▶ _WORK REQUIRED_: Repeat each entry exactly and drop the pictures.

▶ _GIVEN DATA_:

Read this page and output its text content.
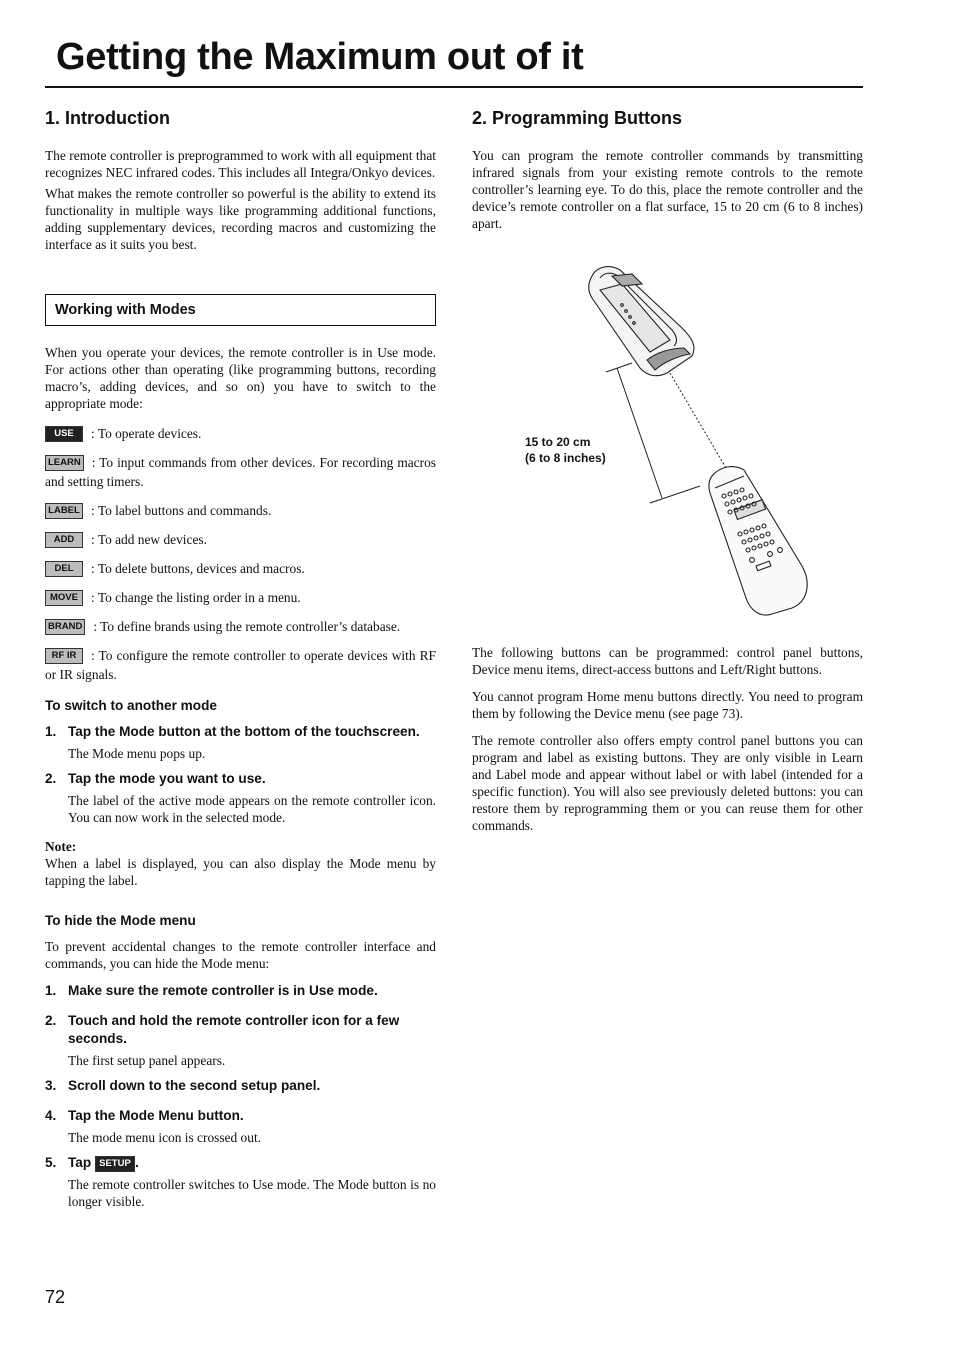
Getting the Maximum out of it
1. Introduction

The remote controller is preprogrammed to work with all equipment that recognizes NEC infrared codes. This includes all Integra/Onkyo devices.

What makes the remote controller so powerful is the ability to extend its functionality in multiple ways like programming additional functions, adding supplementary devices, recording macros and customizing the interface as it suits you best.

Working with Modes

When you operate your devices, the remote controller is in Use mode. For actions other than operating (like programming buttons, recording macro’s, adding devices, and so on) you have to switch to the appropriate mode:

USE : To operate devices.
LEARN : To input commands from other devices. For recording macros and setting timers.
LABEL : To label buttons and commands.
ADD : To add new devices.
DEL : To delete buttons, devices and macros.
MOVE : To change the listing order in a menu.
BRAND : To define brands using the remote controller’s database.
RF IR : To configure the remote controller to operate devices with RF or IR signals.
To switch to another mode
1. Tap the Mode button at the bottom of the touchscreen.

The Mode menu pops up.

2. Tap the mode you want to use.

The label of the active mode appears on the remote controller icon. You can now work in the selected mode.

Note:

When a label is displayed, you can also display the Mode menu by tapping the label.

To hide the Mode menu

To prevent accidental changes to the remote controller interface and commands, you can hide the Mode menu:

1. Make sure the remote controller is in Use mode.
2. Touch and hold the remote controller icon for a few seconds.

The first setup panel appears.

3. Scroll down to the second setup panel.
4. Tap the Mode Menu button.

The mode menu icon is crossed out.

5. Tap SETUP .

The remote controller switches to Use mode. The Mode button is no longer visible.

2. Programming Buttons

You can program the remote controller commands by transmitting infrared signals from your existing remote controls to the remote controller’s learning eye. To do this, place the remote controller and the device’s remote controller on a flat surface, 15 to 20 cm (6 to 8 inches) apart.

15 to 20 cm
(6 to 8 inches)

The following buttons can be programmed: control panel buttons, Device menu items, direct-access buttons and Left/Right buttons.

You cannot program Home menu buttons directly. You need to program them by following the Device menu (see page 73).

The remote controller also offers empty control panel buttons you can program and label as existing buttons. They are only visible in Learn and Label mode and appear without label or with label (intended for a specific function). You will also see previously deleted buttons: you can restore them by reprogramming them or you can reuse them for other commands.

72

▶ _OUTPUT OF THE EXERCISE_:
Read this page and output its text content.
Getting the Maximum out of it
1. Introduction

The remote controller is preprogrammed to work with all equipment that recognizes NEC infrared codes. This includes all Integra/Onkyo devices.

What makes the remote controller so powerful is the ability to extend its functionality in multiple ways like programming additional functions, adding supplementary devices, recording macros and customizing the interface as it suits you best.

Working with Modes

When you operate your devices, the remote controller is in Use mode. For actions other than operating (like programming buttons, recording macro’s, adding devices, and so on) you have to switch to the appropriate mode:

USE : To operate devices.
LEARN : To input commands from other devices. For recording macros and setting timers.
LABEL : To label buttons and commands.
ADD : To add new devices.
DEL : To delete buttons, devices and macros.
MOVE : To change the listing order in a menu.
BRAND : To define brands using the remote controller’s database.
RF IR : To configure the remote controller to operate devices with RF or IR signals.
To switch to another mode
1. Tap the Mode button at the bottom of the touchscreen.

The Mode menu pops up.

2. Tap the mode you want to use.

The label of the active mode appears on the remote controller icon. You can now work in the selected mode.

Note:

When a label is displayed, you can also display the Mode menu by tapping the label.

To hide the Mode menu

To prevent accidental changes to the remote controller interface and commands, you can hide the Mode menu:

1. Make sure the remote controller is in Use mode.
2. Touch and hold the remote controller icon for a few seconds.

The first setup panel appears.

3. Scroll down to the second setup panel.
4. Tap the Mode Menu button.

The mode menu icon is crossed out.

5. Tap SETUP .

The remote controller switches to Use mode. The Mode button is no longer visible.

2. Programming Buttons

You can program the remote controller commands by transmitting infrared signals from your existing remote controls to the remote controller’s learning eye. To do this, place the remote controller and the device’s remote controller on a flat surface, 15 to 20 cm (6 to 8 inches) apart.

15 to 20 cm
(6 to 8 inches)

The following buttons can be programmed: control panel buttons, Device menu items, direct-access buttons and Left/Right buttons.

You cannot program Home menu buttons directly. You need to program them by following the Device menu (see page 73).

The remote controller also offers empty control panel buttons you can program and label as existing buttons. They are only visible in Learn and Label mode and appear without label or with label (intended for a specific function). You will also see previously deleted buttons: you can restore them by reprogramming them or you can reuse them for other commands.

72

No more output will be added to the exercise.